Figure collection entries
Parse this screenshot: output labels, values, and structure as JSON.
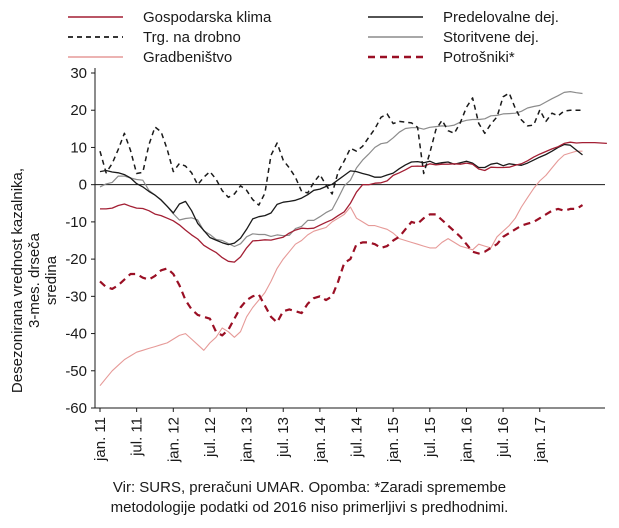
{
  "chart_data": {
    "type": "line",
    "title": "",
    "ylabel": "Desezonirana vrednost kazalnika, 3-mes. drseča sredina",
    "xlabel": "",
    "ylim": [
      -60,
      30
    ],
    "yticks": [
      -60,
      -50,
      -40,
      -30,
      -20,
      -10,
      0,
      10,
      20,
      30
    ],
    "x_tick_labels": [
      "jan. 11",
      "jul. 11",
      "jan. 12",
      "jul. 12",
      "jan. 13",
      "jul. 13",
      "jan. 14",
      "jul. 14",
      "jan. 15",
      "jul. 15",
      "jan. 16",
      "jul. 16",
      "jan. 17"
    ],
    "x_start": "2011-01",
    "x_end": "2017-12",
    "legend_position": "top",
    "grid": false,
    "series": [
      {
        "name": "Gospodarska klima",
        "color": "#a31f34",
        "dash": "solid",
        "width": 1.3,
        "values": [
          -6.5,
          -6.5,
          -6.3,
          -5.6,
          -5.2,
          -5.8,
          -6.3,
          -6.4,
          -7.0,
          -7.9,
          -8.3,
          -9.0,
          -9.7,
          -10.8,
          -12.2,
          -13.5,
          -14.6,
          -16.3,
          -17.3,
          -18.2,
          -19.6,
          -20.6,
          -20.8,
          -19.4,
          -17.0,
          -15.1,
          -15.0,
          -14.8,
          -14.9,
          -14.5,
          -14.1,
          -13.0,
          -12.2,
          -11.7,
          -11.8,
          -11.7,
          -10.9,
          -10.1,
          -9.4,
          -8.3,
          -7.3,
          -5.0,
          -2.0,
          0.0,
          0.0,
          0.4,
          0.5,
          1.0,
          2.5,
          3.2,
          4.0,
          4.9,
          5.0,
          4.9,
          5.6,
          5.3,
          5.5,
          5.5,
          5.6,
          5.5,
          5.8,
          5.5,
          4.2,
          3.8,
          4.7,
          4.6,
          4.6,
          4.7,
          5.2,
          5.6,
          6.4,
          7.4,
          8.2,
          8.9,
          9.6,
          10.2,
          11.1,
          11.4,
          11.2,
          11.3,
          11.3,
          11.3,
          11.2,
          11.1
        ]
      },
      {
        "name": "Predelovalne dej.",
        "color": "#1a1a1a",
        "dash": "solid",
        "width": 1.3,
        "values": [
          3.5,
          3.8,
          3.4,
          3.2,
          2.7,
          1.8,
          0.3,
          -0.6,
          -1.8,
          -2.8,
          -4.1,
          -5.8,
          -7.6,
          -5.2,
          -4.5,
          -7.0,
          -10.4,
          -12.3,
          -14.2,
          -14.9,
          -15.6,
          -16.1,
          -15.7,
          -14.4,
          -12.0,
          -9.2,
          -8.6,
          -8.3,
          -7.6,
          -5.3,
          -4.7,
          -4.5,
          -4.2,
          -3.6,
          -2.7,
          -1.5,
          -1.2,
          -0.5,
          0.1,
          1.3,
          2.5,
          3.7,
          3.5,
          3.0,
          2.6,
          2.0,
          2.0,
          2.6,
          3.1,
          4.3,
          5.3,
          6.1,
          6.2,
          5.9,
          6.3,
          5.6,
          5.9,
          6.1,
          5.5,
          5.9,
          6.3,
          5.8,
          4.6,
          4.6,
          5.5,
          5.8,
          5.1,
          5.6,
          5.4,
          5.2,
          5.8,
          6.6,
          7.4,
          8.1,
          9.0,
          10.0,
          10.8,
          10.6,
          9.3,
          8.0
        ]
      },
      {
        "name": "Trg. na drobno",
        "color": "#1a1a1a",
        "dash": "dashed",
        "width": 1.5,
        "values": [
          9.0,
          3.2,
          5.7,
          9.5,
          13.8,
          9.2,
          3.0,
          3.3,
          10.7,
          15.5,
          14.2,
          9.5,
          3.5,
          5.7,
          5.0,
          3.2,
          0.0,
          2.0,
          3.5,
          1.5,
          -1.6,
          -3.4,
          -2.5,
          -0.3,
          -1.5,
          -4.0,
          -5.5,
          -2.3,
          7.9,
          11.2,
          6.6,
          4.5,
          2.0,
          -1.8,
          -2.2,
          0.6,
          2.7,
          -0.1,
          -2.5,
          3.5,
          6.4,
          9.8,
          9.0,
          10.3,
          12.7,
          15.0,
          18.1,
          19.0,
          16.4,
          17.0,
          16.8,
          16.6,
          15.4,
          3.0,
          8.5,
          14.8,
          17.3,
          14.5,
          13.8,
          16.7,
          20.8,
          23.3,
          16.5,
          13.8,
          16.3,
          18.2,
          23.6,
          24.6,
          20.5,
          17.4,
          15.8,
          16.0,
          20.1,
          17.0,
          19.2,
          18.5,
          19.8,
          20.0,
          20.0,
          20.0
        ]
      },
      {
        "name": "Storitvene dej.",
        "color": "#8c8c8c",
        "dash": "solid",
        "width": 1.2,
        "values": [
          -0.6,
          0.2,
          0.6,
          2.3,
          2.3,
          1.8,
          1.4,
          1.2,
          -1.5,
          -2.8,
          -4.2,
          -5.8,
          -7.8,
          -9.5,
          -9.1,
          -8.9,
          -9.5,
          -12.4,
          -13.4,
          -14.7,
          -15.0,
          -15.8,
          -16.6,
          -15.9,
          -14.0,
          -13.2,
          -13.4,
          -13.4,
          -13.9,
          -13.5,
          -13.7,
          -13.6,
          -11.8,
          -11.2,
          -9.6,
          -9.6,
          -8.6,
          -7.5,
          -6.7,
          -3.6,
          -0.3,
          1.2,
          4.5,
          6.6,
          8.2,
          10.0,
          11.0,
          11.3,
          12.6,
          14.1,
          15.1,
          15.3,
          15.3,
          14.9,
          15.4,
          15.6,
          15.8,
          15.7,
          16.0,
          16.8,
          17.3,
          17.5,
          17.5,
          17.7,
          18.5,
          18.6,
          19.0,
          19.1,
          19.2,
          19.7,
          20.6,
          21.0,
          21.3,
          22.2,
          23.1,
          23.9,
          24.8,
          25.0,
          24.7,
          24.5
        ]
      },
      {
        "name": "Gradbeništvo",
        "color": "#e69a98",
        "dash": "solid",
        "width": 1.1,
        "values": [
          -54.0,
          -52.0,
          -50.0,
          -48.5,
          -47.0,
          -46.0,
          -45.0,
          -44.5,
          -44.0,
          -43.5,
          -43.0,
          -42.5,
          -41.5,
          -40.5,
          -40.0,
          -41.5,
          -43.0,
          -44.5,
          -42.5,
          -41.0,
          -38.5,
          -39.5,
          -41.0,
          -39.5,
          -35.5,
          -33.0,
          -31.0,
          -29.0,
          -26.0,
          -22.5,
          -20.0,
          -18.0,
          -16.0,
          -15.0,
          -13.5,
          -12.5,
          -12.0,
          -11.5,
          -10.0,
          -9.0,
          -8.0,
          -6.0,
          -9.0,
          -10.0,
          -11.0,
          -11.0,
          -11.5,
          -12.0,
          -13.0,
          -14.5,
          -15.0,
          -15.5,
          -16.0,
          -16.5,
          -17.0,
          -17.0,
          -15.5,
          -14.5,
          -15.5,
          -16.5,
          -17.0,
          -17.5,
          -16.0,
          -16.5,
          -17.0,
          -14.0,
          -12.5,
          -11.0,
          -9.0,
          -6.0,
          -3.5,
          -1.0,
          1.0,
          2.5,
          4.5,
          6.5,
          8.0,
          8.5,
          9.0,
          9.0
        ]
      },
      {
        "name": "Potrošniki*",
        "color": "#9a0f24",
        "dash": "dashed",
        "width": 2.2,
        "values": [
          -26.0,
          -27.5,
          -28.0,
          -27.0,
          -25.5,
          -24.0,
          -24.0,
          -25.0,
          -25.5,
          -24.5,
          -23.0,
          -22.5,
          -24.0,
          -27.0,
          -31.0,
          -33.5,
          -35.0,
          -35.5,
          -36.0,
          -39.5,
          -40.5,
          -39.0,
          -36.0,
          -33.0,
          -31.0,
          -30.0,
          -29.5,
          -32.5,
          -35.5,
          -37.0,
          -34.0,
          -33.5,
          -34.0,
          -34.5,
          -32.0,
          -30.5,
          -30.0,
          -31.0,
          -30.0,
          -26.0,
          -21.0,
          -20.0,
          -16.0,
          -15.5,
          -15.5,
          -16.0,
          -17.0,
          -16.5,
          -15.0,
          -14.0,
          -12.0,
          -10.0,
          -10.5,
          -9.0,
          -8.0,
          -8.0,
          -9.5,
          -11.0,
          -12.5,
          -14.0,
          -16.0,
          -18.0,
          -18.5,
          -18.0,
          -17.0,
          -16.0,
          -14.0,
          -13.0,
          -12.0,
          -11.0,
          -10.5,
          -10.0,
          -9.0,
          -8.0,
          -7.0,
          -6.5,
          -7.0,
          -6.5,
          -6.5,
          -5.5
        ]
      }
    ]
  },
  "legend": {
    "items": [
      "Gospodarska klima",
      "Predelovalne dej.",
      "Trg. na drobno",
      "Storitvene dej.",
      "Gradbeništvo",
      "Potrošniki*"
    ]
  },
  "source_note": {
    "line1": "Vir: SURS, preračuni UMAR. Opomba: *Zaradi spremembe",
    "line2": "metodologije podatki od 2016 niso primerljivi s predhodnimi."
  }
}
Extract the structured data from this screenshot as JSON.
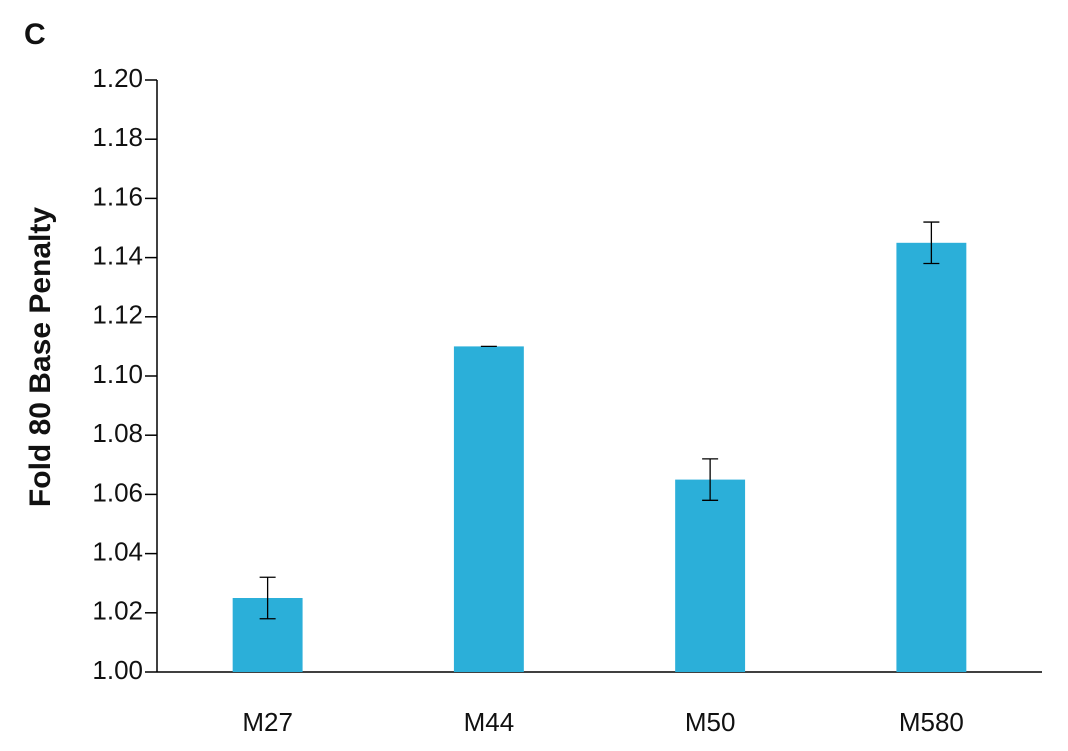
{
  "chart_data": {
    "type": "bar",
    "panel_label": "C",
    "y_label": "Fold 80 Base Penalty",
    "categories": [
      "M27",
      "M44",
      "M50",
      "M580"
    ],
    "values": [
      1.025,
      1.11,
      1.065,
      1.145
    ],
    "errors": [
      0.007,
      0,
      0.007,
      0.007
    ],
    "color": "#2bafd9",
    "ylim": [
      1.0,
      1.2
    ],
    "yticks": [
      {
        "value": 1.0,
        "label": "1.00"
      },
      1.02,
      1.04,
      1.06,
      1.08,
      {
        "value": 1.1,
        "label": "1.10"
      },
      1.12,
      1.14,
      1.16,
      1.18,
      {
        "value": 1.2,
        "label": "1.20"
      }
    ],
    "grid": false
  }
}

## Instructions to follow
Repeat only the lines from the line with "Extract the structured" to the end of the entries, including both the first and the last line, and drop every picture.

## Solution to this task
Extract the structured data from this screenshot as JSON.
{
  "chart_data": {
    "type": "bar",
    "panel_label": "C",
    "y_label": "Fold 80 Base Penalty",
    "categories": [
      "M27",
      "M44",
      "M50",
      "M580"
    ],
    "values": [
      1.025,
      1.11,
      1.065,
      1.145
    ],
    "errors": [
      0.007,
      0,
      0.007,
      0.007
    ],
    "color": "#2bafd9",
    "ylim": [
      1.0,
      1.2
    ],
    "yticks": [
      {
        "value": 1.0,
        "label": "1.00"
      },
      1.02,
      1.04,
      1.06,
      1.08,
      {
        "value": 1.1,
        "label": "1.10"
      },
      1.12,
      1.14,
      1.16,
      1.18,
      {
        "value": 1.2,
        "label": "1.20"
      }
    ],
    "grid": false
  }
}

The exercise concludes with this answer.